### Data records
§ §
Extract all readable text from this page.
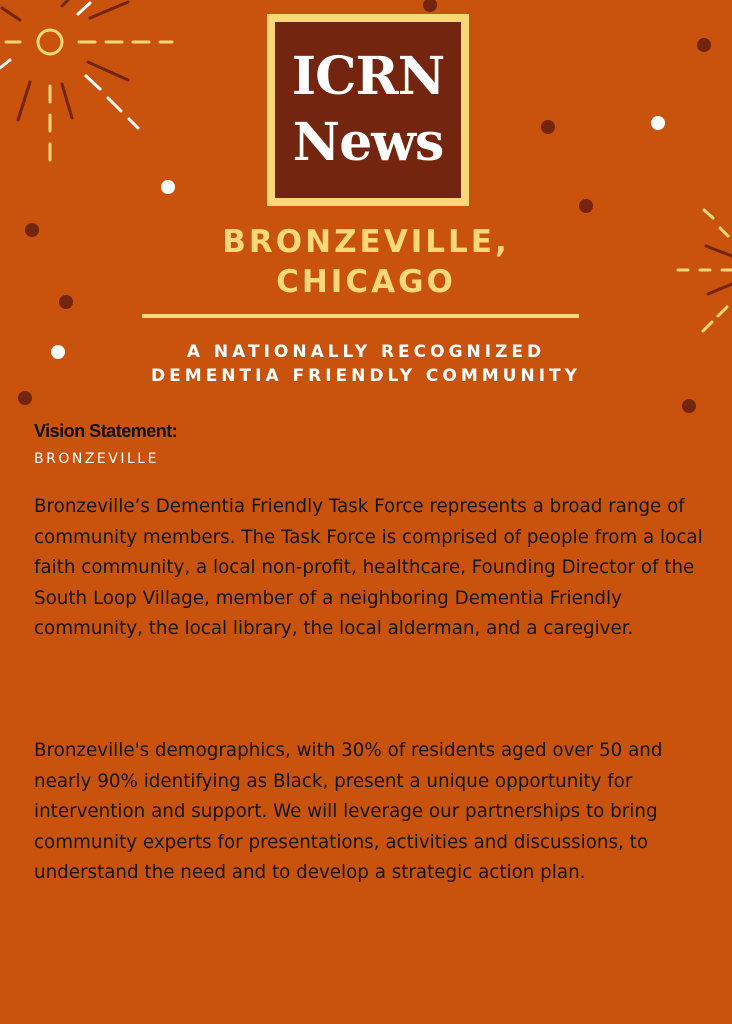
ICRN
News
BRONZEVILLE,
CHICAGO
A NATIONALLY RECOGNIZED
DEMENTIA FRIENDLY COMMUNITY
Vision Statement:
BRONZEVILLE

Bronzeville’s Dementia Friendly Task Force represents a broad range of community members. The Task Force is comprised of people from a local faith community, a local non-profit, healthcare, Founding Director of the South Loop Village, member of a neighboring Dementia Friendly community, the local library, the local alderman, and a caregiver.

Bronzeville's demographics, with 30% of residents aged over 50 and nearly 90% identifying as Black, present a unique opportunity for intervention and support. We will leverage our partnerships to bring community experts for presentations, activities and discussions, to understand the need and to develop a strategic action plan.
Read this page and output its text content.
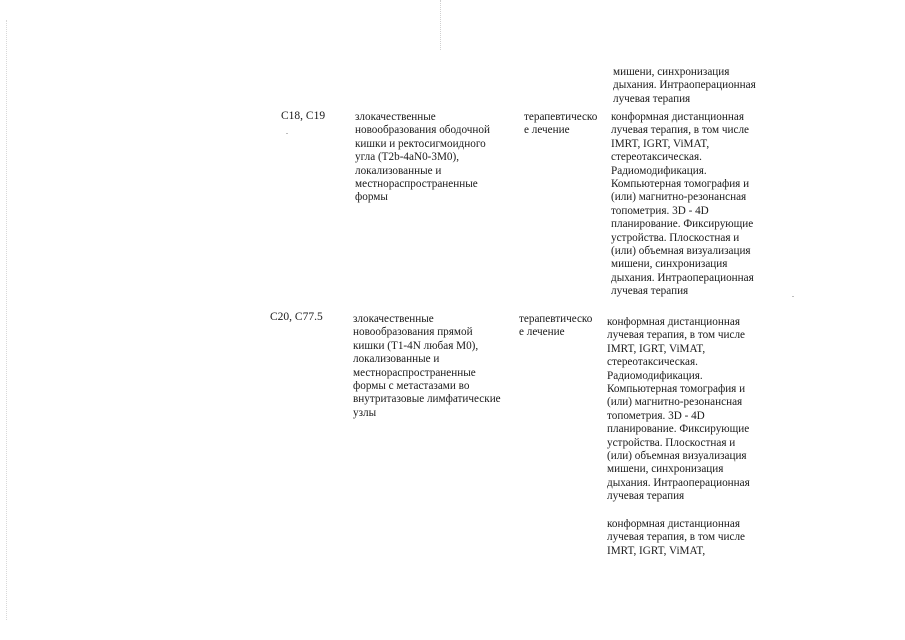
мишени, синхронизация
дыхания. Интраоперационная
лучевая терапия

C18, C19	злокачественные
новообразования ободочной
кишки и ректосигмоидного
угла (T2b-4aN0-3M0),
локализованные и
местнораспространенные
формы

терапевтическо
е лечение

конформная дистанционная
лучевая терапия, в том числе
IMRT, IGRT, ViMAT,
стереотаксическая.
Радиомодификация.
Компьютерная томография и
(или) магнитно-резонансная
топометрия. 3D - 4D
планирование. Фиксирующие
устройства. Плоскостная и
(или) объемная визуализация
мишени, синхронизация
дыхания. Интраоперационная
лучевая терапия

C20, C77.5	злокачественные
новообразования прямой
кишки (T1-4N любая M0),
локализованные и
местнораспространенные
формы с метастазами во
внутритазовые лимфатические
узлы

терапевтическо
е лечение

конформная дистанционная
лучевая терапия, в том числе
IMRT, IGRT, ViMAT,
стереотаксическая.
Радиомодификация.
Компьютерная томография и
(или) магнитно-резонансная
топометрия. 3D - 4D
планирование. Фиксирующие
устройства. Плоскостная и
(или) объемная визуализация
мишени, синхронизация
дыхания. Интраоперационная
лучевая терапия

конформная дистанционная
лучевая терапия, в том числе
IMRT, IGRT, ViMAT,
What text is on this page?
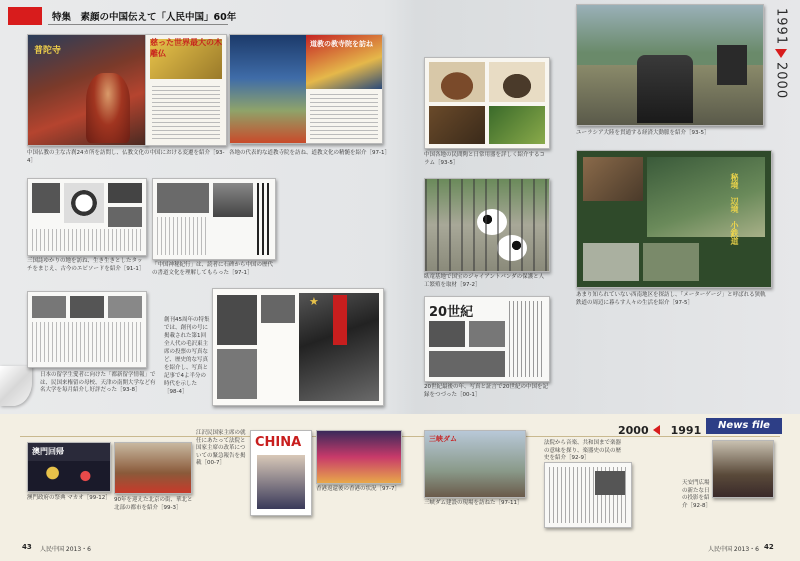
特集　素顔の中国伝えて「人民中国」60年	1991
2000
普陀寺
慈った世界最大の木雕仏
中国仏教の主な古刹24カ所を訪問し、仏教文化の中国における変遷を紹介［93-4］
道教の教寺院を訪ね
各地の代表的な道教寺院を訪ね、道教文化の精髄を紹介［97-1］
三国誌ゆかりの地を訪ね、生き生きとしたタッチをまじえ、古今のエピソードを紹介［91-1］
「中国神秘紀行」は、読者に石碑から中国の歴代の書道文化を理解してもらった［97-1］
日本の留学生愛者に向けた「都新留学情報」では、民国来権留の母校、天津の南開大学など有名大学を毎月紹介し好評だった［93-8］
創刊45周年の特集では、創刊の号に掲載された第1回全人代の毛沢東主席の投票の写真など、歴史的な写真を紹介し、写真と記事で4よ半分の時代を示した［98-4］
★
中国各地の民間陶と日常用器を詳しく紹介するコラム［93-5］
臥竜基地で国宝のジャイアントパンダの保護と人工繁殖を取材［97-2］
20世紀
20世紀最後の年、写真と証言で20世紀の中国を記録をつづった［00-1］
ユーラシア大陸を貫通する経済大動脈を紹介［93-5］
秘境　辺境　小鉄道
あまり知られていない西南地区を探訪し、「メーターゲージ」と呼ばれる狭軌鉄道の周辺に暮らす人々の生活を紹介［97-5］
2000　　1991	News file
澳門回帰
澳門政府の祭典 マカオ［99-12］ 90年を迎えた北京の街、華北と北部の都市を紹介［99-3］
江沢民国家主席の就任にあたって法院と国家主席の改革についての緊急報告を掲載［00-7］
CHINA
香港返還後の香港の状況［97-7］
三峡ダム
三峡ダム建設の現場を訪ねた［97-11］
法院から音楽、共和国まで楽器の意味を探り、楽器史の民の歴史を紹介［92-9］
天安門広場の新たな日の投影を紹介［92-8］
43 人民中国 2013・6	人民中国 2013・6 42
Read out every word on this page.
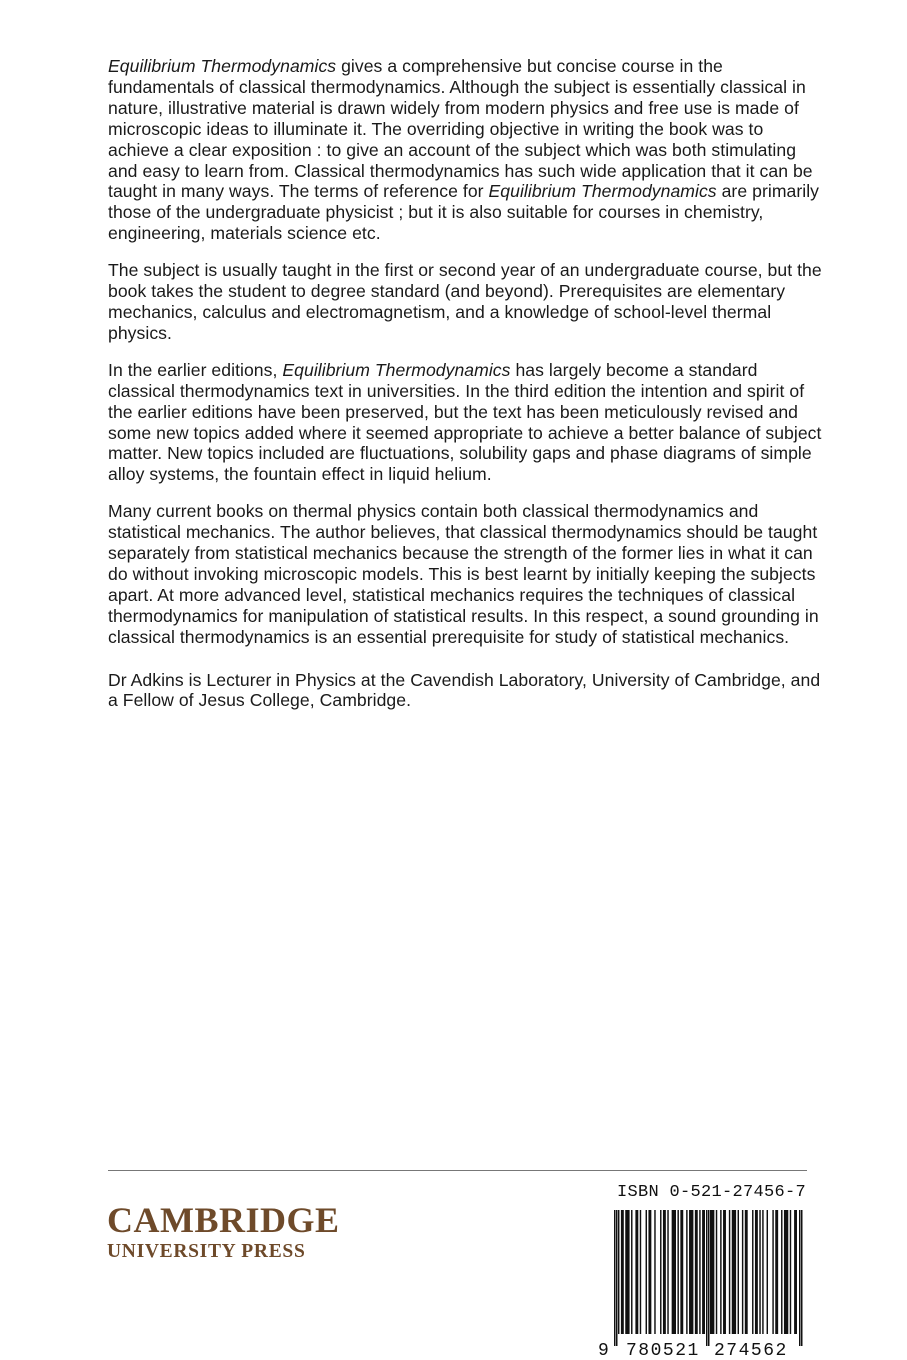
Equilibrium Thermodynamics gives a comprehensive but concise course in the fundamentals of classical thermodynamics. Although the subject is essentially classical in nature, illustrative material is drawn widely from modern physics and free use is made of microscopic ideas to illuminate it. The overriding objective in writing the book was to achieve a clear exposition : to give an account of the subject which was both stimulating and easy to learn from. Classical thermodynamics has such wide application that it can be taught in many ways. The terms of reference for Equilibrium Thermodynamics are primarily those of the undergraduate physicist ; but it is also suitable for courses in chemistry, engineering, materials science etc.

The subject is usually taught in the first or second year of an undergraduate course, but the book takes the student to degree standard (and beyond). Prerequisites are elementary mechanics, calculus and electromagnetism, and a knowledge of school-level thermal physics.

In the earlier editions, Equilibrium Thermodynamics has largely become a standard classical thermodynamics text in universities. In the third edition the intention and spirit of the earlier editions have been preserved, but the text has been meticulously revised and some new topics added where it seemed appropriate to achieve a better balance of subject matter. New topics included are fluctuations, solubility gaps and phase diagrams of simple alloy systems, the fountain effect in liquid helium.

Many current books on thermal physics contain both classical thermodynamics and statistical mechanics. The author believes, that classical thermodynamics should be taught separately from statistical mechanics because the strength of the former lies in what it can do without invoking microscopic models. This is best learnt by initially keeping the subjects apart. At more advanced level, statistical mechanics requires the techniques of classical thermodynamics for manipulation of statistical results. In this respect, a sound grounding in classical thermodynamics is an essential prerequisite for study of statistical mechanics.

Dr Adkins is Lecturer in Physics at the Cavendish Laboratory, University of Cambridge, and a Fellow of Jesus College, Cambridge.

CAMBRIDGE
UNIVERSITY PRESS
ISBN 0-521-27456-7
9 780521 274562
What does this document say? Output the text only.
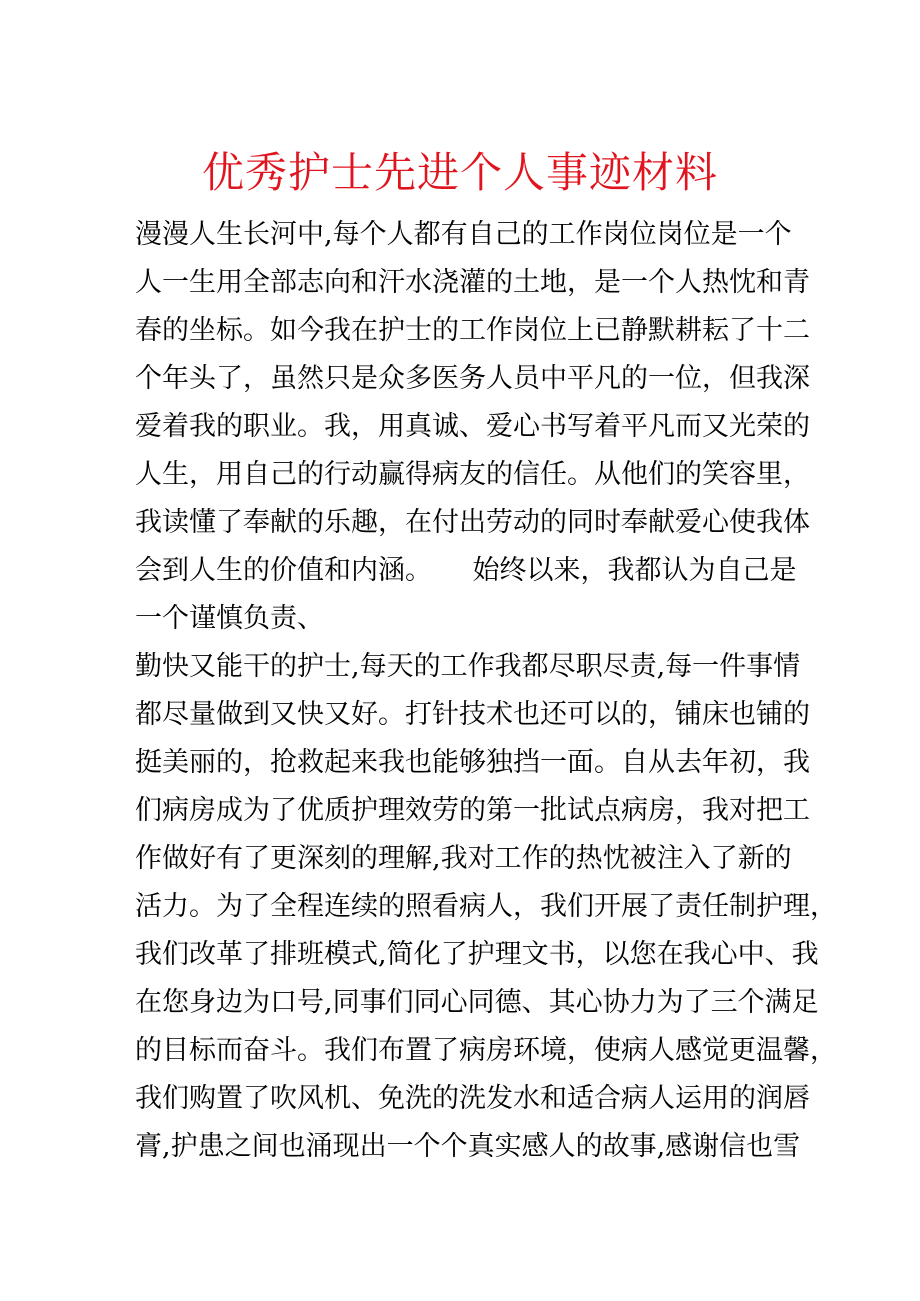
优秀护士先进个人事迹材料
漫漫人生长河中,每个人都有自己的工作岗位岗位是一个
人一生用全部志向和汗水浇灌的土地，是一个人热忱和青
春的坐标。如今我在护士的工作岗位上已静默耕耘了十二
个年头了，虽然只是众多医务人员中平凡的一位，但我深
爱着我的职业。我，用真诚、爱心书写着平凡而又光荣的
人生，用自己的行动赢得病友的信任。从他们的笑容里，
我读懂了奉献的乐趣，在付出劳动的同时奉献爱心使我体
会到人生的价值和内涵。　　始终以来，我都认为自己是
一个谨慎负责、
勤快又能干的护士,每天的工作我都尽职尽责,每一件事情
都尽量做到又快又好。打针技术也还可以的，铺床也铺的
挺美丽的，抢救起来我也能够独挡一面。自从去年初，我
们病房成为了优质护理效劳的第一批试点病房，我对把工
作做好有了更深刻的理解,我对工作的热忱被注入了新的
活力。为了全程连续的照看病人，我们开展了责任制护理，
我们改革了排班模式,简化了护理文书，以您在我心中、我
在您身边为口号,同事们同心同德、其心协力为了三个满足
的目标而奋斗。我们布置了病房环境，使病人感觉更温馨，
我们购置了吹风机、免洗的洗发水和适合病人运用的润唇
膏,护患之间也涌现出一个个真实感人的故事,感谢信也雪
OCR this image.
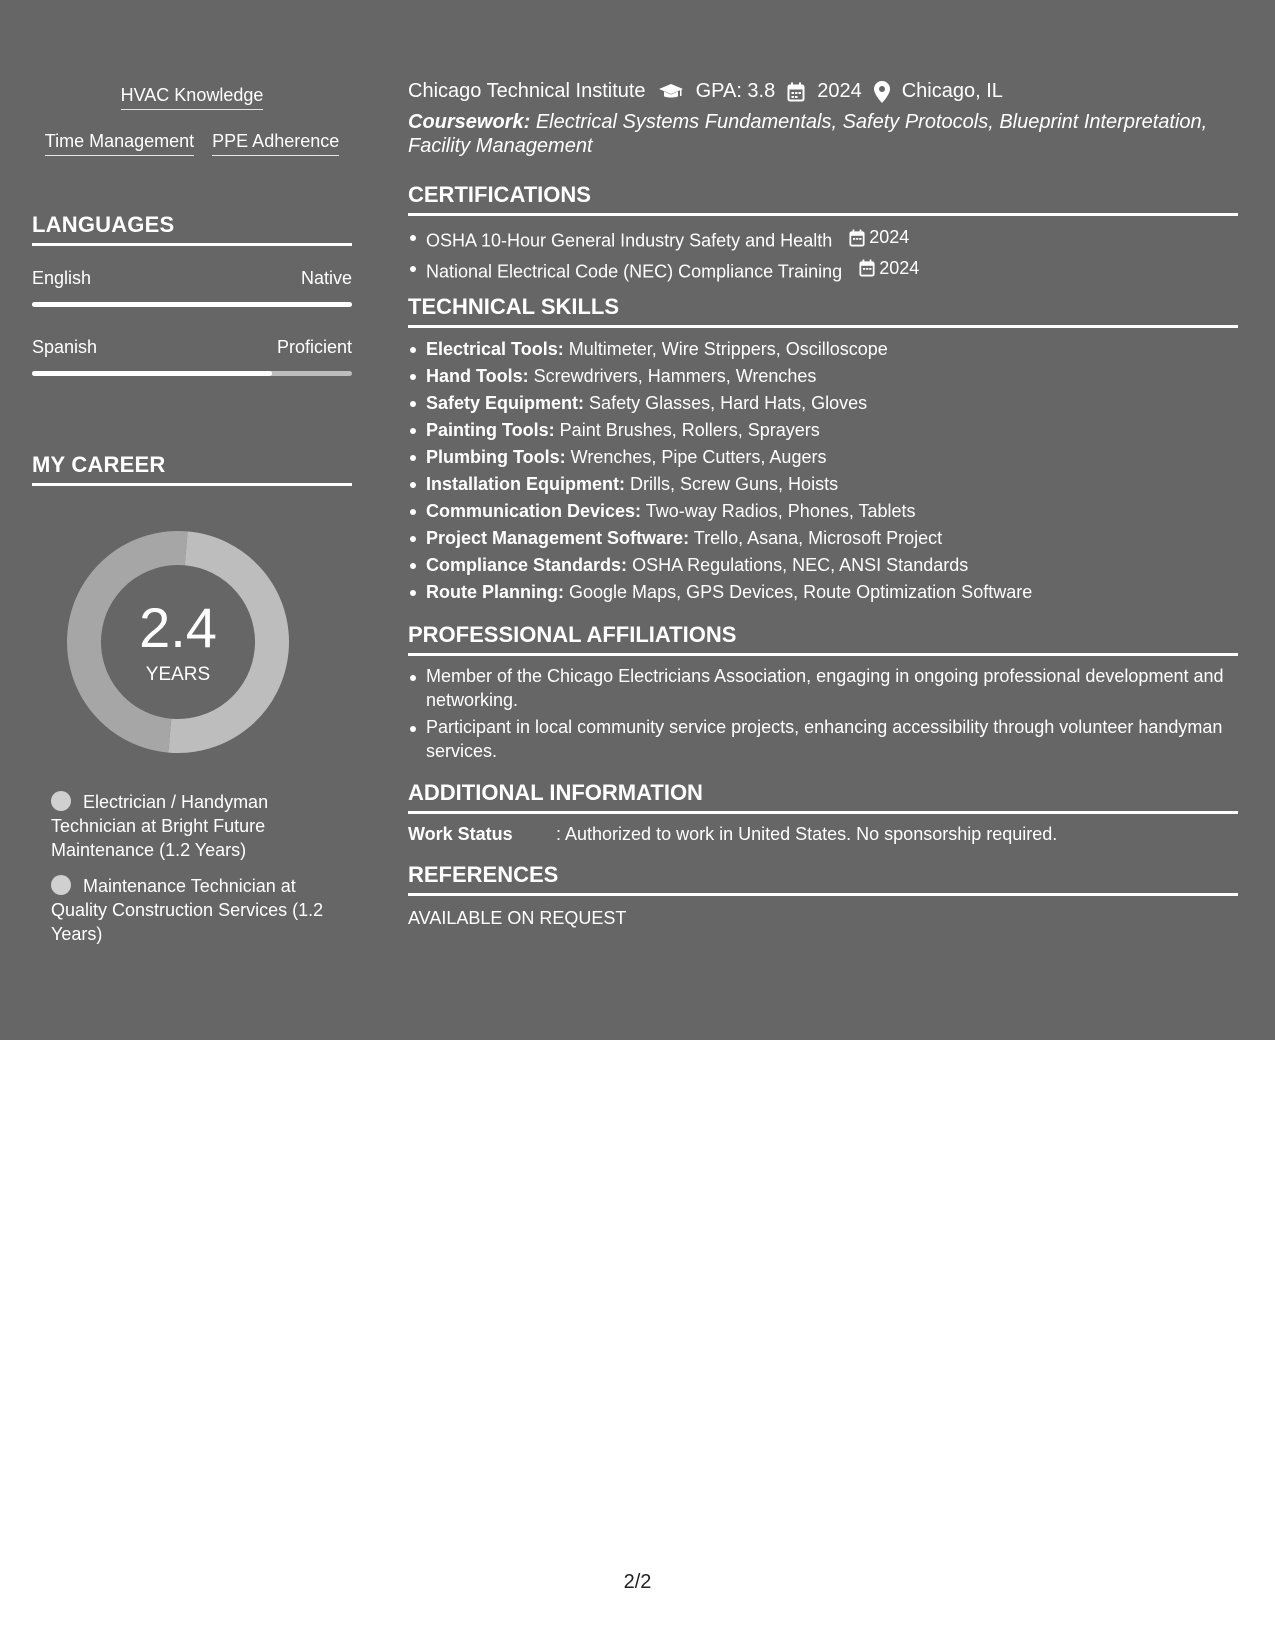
HVAC Knowledge
Time Management PPE Adherence
LANGUAGES
English	Native
Spanish	Proficient
MY CAREER
2.4
YEARS
Electrician / Handyman Technician at Bright Future Maintenance (1.2 Years)
Maintenance Technician at Quality Construction Services (1.2 Years)
Chicago Technical Institute	GPA: 3.8 2024 Chicago, IL
Coursework: Electrical Systems Fundamentals, Safety Protocols, Blueprint Interpretation, Facility Management
CERTIFICATIONS
OSHA 10-Hour General Industry Safety and Health 2024
National Electrical Code (NEC) Compliance Training 2024
TECHNICAL SKILLS
Electrical Tools: Multimeter, Wire Strippers, Oscilloscope
Hand Tools: Screwdrivers, Hammers, Wrenches
Safety Equipment: Safety Glasses, Hard Hats, Gloves
Painting Tools: Paint Brushes, Rollers, Sprayers
Plumbing Tools: Wrenches, Pipe Cutters, Augers
Installation Equipment: Drills, Screw Guns, Hoists
Communication Devices: Two-way Radios, Phones, Tablets
Project Management Software: Trello, Asana, Microsoft Project
Compliance Standards: OSHA Regulations, NEC, ANSI Standards
Route Planning: Google Maps, GPS Devices, Route Optimization Software
PROFESSIONAL AFFILIATIONS
Member of the Chicago Electricians Association, engaging in ongoing professional development and networking.
Participant in local community service projects, enhancing accessibility through volunteer handyman services.
ADDITIONAL INFORMATION
Work Status	: Authorized to work in United States. No sponsorship required.
REFERENCES
AVAILABLE ON REQUEST
2/2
§ §
### Objective
Search the data above for the word "Software", then gather each line in which it appears.

### Expected answer
Project Management Software: Trello, Asana, Microsoft Project
Route Planning: Google Maps, GPS Devices, Route Optimization Software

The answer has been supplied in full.